▸ EXERCISE TASK:
Look below for the line with "Read out every word on this page.". Extract that line and each one after it through the last, word for word.

— start of PROVIDED RECORDS —

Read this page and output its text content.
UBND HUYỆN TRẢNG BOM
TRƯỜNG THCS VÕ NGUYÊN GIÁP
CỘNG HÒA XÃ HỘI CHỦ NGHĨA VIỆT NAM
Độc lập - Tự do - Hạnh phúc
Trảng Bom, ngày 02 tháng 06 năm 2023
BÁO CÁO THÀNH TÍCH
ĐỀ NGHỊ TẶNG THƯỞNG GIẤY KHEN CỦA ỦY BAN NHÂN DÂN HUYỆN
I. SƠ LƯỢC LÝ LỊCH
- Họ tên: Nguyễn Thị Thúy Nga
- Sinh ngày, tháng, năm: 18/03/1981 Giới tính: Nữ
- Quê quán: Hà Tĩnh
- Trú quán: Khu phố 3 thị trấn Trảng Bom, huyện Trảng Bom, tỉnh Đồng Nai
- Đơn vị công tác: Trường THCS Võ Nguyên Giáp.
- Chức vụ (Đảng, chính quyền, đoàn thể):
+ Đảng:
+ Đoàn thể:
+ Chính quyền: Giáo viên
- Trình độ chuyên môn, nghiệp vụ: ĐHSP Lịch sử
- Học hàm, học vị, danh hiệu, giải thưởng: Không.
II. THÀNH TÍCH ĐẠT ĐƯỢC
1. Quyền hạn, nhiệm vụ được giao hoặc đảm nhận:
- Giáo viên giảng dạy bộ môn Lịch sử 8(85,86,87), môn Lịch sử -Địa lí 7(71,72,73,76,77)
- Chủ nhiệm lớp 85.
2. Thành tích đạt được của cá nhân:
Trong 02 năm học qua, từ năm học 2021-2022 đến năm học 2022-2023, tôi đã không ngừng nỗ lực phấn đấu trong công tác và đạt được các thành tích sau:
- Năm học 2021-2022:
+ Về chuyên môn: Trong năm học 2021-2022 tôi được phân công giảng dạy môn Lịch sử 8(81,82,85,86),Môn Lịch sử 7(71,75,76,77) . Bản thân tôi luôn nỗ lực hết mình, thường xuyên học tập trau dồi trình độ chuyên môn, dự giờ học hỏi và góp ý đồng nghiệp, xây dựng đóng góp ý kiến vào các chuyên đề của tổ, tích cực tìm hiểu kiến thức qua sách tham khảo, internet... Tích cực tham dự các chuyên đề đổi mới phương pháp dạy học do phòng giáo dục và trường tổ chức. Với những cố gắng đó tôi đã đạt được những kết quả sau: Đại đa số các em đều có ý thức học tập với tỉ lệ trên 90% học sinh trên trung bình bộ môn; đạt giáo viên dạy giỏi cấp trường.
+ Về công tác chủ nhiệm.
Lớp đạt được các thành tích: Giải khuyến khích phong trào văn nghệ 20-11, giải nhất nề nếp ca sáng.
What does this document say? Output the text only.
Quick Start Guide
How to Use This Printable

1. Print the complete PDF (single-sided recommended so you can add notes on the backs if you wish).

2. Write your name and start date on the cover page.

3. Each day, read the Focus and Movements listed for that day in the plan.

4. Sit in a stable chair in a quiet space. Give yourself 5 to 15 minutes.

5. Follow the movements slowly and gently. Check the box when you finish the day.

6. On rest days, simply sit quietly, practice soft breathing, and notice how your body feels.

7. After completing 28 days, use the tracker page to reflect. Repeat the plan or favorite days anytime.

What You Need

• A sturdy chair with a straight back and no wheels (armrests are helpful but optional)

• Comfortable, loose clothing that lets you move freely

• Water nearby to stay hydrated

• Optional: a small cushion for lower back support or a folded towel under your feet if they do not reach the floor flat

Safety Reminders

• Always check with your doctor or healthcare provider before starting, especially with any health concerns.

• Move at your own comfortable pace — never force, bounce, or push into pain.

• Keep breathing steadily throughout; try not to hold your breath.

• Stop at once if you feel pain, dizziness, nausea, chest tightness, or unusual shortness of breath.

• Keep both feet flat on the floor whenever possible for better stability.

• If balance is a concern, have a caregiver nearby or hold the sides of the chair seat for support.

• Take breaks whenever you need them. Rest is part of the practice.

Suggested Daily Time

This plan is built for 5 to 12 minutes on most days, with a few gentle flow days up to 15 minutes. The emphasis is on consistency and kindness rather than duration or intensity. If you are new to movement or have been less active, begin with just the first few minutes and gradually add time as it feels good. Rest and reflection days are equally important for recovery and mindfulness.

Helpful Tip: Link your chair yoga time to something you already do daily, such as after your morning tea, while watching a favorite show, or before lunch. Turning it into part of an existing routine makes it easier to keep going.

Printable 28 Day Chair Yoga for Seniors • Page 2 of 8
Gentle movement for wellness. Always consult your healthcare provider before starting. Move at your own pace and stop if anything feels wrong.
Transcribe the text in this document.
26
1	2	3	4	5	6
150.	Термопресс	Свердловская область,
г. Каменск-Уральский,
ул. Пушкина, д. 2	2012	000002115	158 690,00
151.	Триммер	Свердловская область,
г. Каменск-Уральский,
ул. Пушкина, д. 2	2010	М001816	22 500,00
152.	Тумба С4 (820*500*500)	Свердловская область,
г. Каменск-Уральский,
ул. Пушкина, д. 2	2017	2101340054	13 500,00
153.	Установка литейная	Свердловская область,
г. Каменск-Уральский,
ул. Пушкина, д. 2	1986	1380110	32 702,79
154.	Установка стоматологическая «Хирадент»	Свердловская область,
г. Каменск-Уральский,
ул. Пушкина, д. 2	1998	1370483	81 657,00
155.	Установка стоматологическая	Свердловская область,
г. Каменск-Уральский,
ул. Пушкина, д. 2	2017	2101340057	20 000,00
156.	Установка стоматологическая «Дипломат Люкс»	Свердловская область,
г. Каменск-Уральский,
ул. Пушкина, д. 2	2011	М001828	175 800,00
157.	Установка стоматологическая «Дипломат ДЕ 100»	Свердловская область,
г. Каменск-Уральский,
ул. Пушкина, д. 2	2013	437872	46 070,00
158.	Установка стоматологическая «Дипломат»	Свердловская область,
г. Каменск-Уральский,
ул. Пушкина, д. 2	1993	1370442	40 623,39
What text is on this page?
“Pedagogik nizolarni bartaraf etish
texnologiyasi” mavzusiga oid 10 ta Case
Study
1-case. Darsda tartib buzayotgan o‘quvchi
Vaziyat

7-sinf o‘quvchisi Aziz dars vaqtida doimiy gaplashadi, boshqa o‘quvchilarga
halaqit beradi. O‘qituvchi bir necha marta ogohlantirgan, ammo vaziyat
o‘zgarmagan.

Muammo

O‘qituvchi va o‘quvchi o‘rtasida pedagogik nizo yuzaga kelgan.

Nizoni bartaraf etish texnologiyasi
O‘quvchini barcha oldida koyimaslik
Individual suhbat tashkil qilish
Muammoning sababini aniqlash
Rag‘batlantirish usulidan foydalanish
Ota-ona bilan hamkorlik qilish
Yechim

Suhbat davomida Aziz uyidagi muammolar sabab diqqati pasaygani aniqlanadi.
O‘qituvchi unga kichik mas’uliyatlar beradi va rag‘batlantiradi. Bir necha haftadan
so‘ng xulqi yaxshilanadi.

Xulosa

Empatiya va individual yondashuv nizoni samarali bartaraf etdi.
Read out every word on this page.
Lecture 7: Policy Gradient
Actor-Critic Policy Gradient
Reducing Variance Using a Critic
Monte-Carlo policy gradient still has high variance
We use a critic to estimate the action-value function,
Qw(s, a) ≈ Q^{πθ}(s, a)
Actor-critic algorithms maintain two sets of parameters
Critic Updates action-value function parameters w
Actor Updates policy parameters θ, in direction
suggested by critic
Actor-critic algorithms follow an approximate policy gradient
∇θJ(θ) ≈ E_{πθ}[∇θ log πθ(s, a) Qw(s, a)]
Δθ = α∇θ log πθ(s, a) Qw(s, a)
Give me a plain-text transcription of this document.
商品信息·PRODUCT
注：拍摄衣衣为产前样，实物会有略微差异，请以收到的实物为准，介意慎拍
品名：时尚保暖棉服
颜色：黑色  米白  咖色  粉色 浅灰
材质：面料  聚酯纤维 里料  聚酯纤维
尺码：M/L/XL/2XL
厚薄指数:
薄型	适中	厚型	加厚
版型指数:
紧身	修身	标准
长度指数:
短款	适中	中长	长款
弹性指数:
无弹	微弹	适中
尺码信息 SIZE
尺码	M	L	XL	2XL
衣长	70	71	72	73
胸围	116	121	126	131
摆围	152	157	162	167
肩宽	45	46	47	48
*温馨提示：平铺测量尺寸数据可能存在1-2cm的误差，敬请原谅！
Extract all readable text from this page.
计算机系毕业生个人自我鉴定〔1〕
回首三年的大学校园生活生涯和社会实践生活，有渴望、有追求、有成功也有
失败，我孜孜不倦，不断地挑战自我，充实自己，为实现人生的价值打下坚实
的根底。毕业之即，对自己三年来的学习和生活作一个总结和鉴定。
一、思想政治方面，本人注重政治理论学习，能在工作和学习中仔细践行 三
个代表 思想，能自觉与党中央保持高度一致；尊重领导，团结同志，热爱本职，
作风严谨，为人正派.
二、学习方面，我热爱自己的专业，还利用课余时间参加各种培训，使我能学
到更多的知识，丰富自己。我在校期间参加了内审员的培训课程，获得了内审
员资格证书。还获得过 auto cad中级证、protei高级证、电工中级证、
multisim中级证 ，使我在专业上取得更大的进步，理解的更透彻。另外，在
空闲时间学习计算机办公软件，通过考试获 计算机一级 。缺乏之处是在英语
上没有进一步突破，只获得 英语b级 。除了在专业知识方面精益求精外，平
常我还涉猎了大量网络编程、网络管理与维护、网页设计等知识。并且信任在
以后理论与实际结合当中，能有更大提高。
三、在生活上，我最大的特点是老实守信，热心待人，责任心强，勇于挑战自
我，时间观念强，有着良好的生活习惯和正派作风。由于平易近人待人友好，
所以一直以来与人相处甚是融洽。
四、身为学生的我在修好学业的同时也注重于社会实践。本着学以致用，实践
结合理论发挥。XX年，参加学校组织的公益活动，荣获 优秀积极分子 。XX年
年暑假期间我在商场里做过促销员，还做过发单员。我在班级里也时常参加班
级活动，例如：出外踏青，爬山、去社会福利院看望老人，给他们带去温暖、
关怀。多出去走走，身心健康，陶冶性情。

— end of PROVIDED RECORDS —

▸ COMPLETE ANSWER:
Read out every word on this page.
Lecture 7: Policy Gradient
Actor-Critic Policy Gradient
Reducing Variance Using a Critic
Monte-Carlo policy gradient still has high variance
We use a critic to estimate the action-value function,
Qw(s, a) ≈ Q^{πθ}(s, a)
Actor-critic algorithms maintain two sets of parameters
Critic Updates action-value function parameters w
Actor Updates policy parameters θ, in direction
suggested by critic
Actor-critic algorithms follow an approximate policy gradient
∇θJ(θ) ≈ E_{πθ}[∇θ log πθ(s, a) Qw(s, a)]
Δθ = α∇θ log πθ(s, a) Qw(s, a)
Give me a plain-text transcription of this document.
商品信息·PRODUCT
注：拍摄衣衣为产前样，实物会有略微差异，请以收到的实物为准，介意慎拍
品名：时尚保暖棉服
颜色：黑色  米白  咖色  粉色 浅灰
材质：面料  聚酯纤维 里料  聚酯纤维
尺码：M/L/XL/2XL
厚薄指数:
薄型	适中	厚型	加厚
版型指数:
紧身	修身	标准
长度指数:
短款	适中	中长	长款
弹性指数:
无弹	微弹	适中
尺码信息 SIZE
尺码	M	L	XL	2XL
衣长	70	71	72	73
胸围	116	121	126	131
摆围	152	157	162	167
肩宽	45	46	47	48
*温馨提示：平铺测量尺寸数据可能存在1-2cm的误差，敬请原谅！
Extract all readable text from this page.
计算机系毕业生个人自我鉴定〔1〕
回首三年的大学校园生活生涯和社会实践生活，有渴望、有追求、有成功也有
失败，我孜孜不倦，不断地挑战自我，充实自己，为实现人生的价值打下坚实
的根底。毕业之即，对自己三年来的学习和生活作一个总结和鉴定。
一、思想政治方面，本人注重政治理论学习，能在工作和学习中仔细践行 三
个代表 思想，能自觉与党中央保持高度一致；尊重领导，团结同志，热爱本职，
作风严谨，为人正派.
二、学习方面，我热爱自己的专业，还利用课余时间参加各种培训，使我能学
到更多的知识，丰富自己。我在校期间参加了内审员的培训课程，获得了内审
员资格证书。还获得过 auto cad中级证、protei高级证、电工中级证、
multisim中级证 ，使我在专业上取得更大的进步，理解的更透彻。另外，在
空闲时间学习计算机办公软件，通过考试获 计算机一级 。缺乏之处是在英语
上没有进一步突破，只获得 英语b级 。除了在专业知识方面精益求精外，平
常我还涉猎了大量网络编程、网络管理与维护、网页设计等知识。并且信任在
以后理论与实际结合当中，能有更大提高。
三、在生活上，我最大的特点是老实守信，热心待人，责任心强，勇于挑战自
我，时间观念强，有着良好的生活习惯和正派作风。由于平易近人待人友好，
所以一直以来与人相处甚是融洽。
四、身为学生的我在修好学业的同时也注重于社会实践。本着学以致用，实践
结合理论发挥。XX年，参加学校组织的公益活动，荣获 优秀积极分子 。XX年
年暑假期间我在商场里做过促销员，还做过发单员。我在班级里也时常参加班
级活动，例如：出外踏青，爬山、去社会福利院看望老人，给他们带去温暖、
关怀。多出去走走，身心健康，陶冶性情。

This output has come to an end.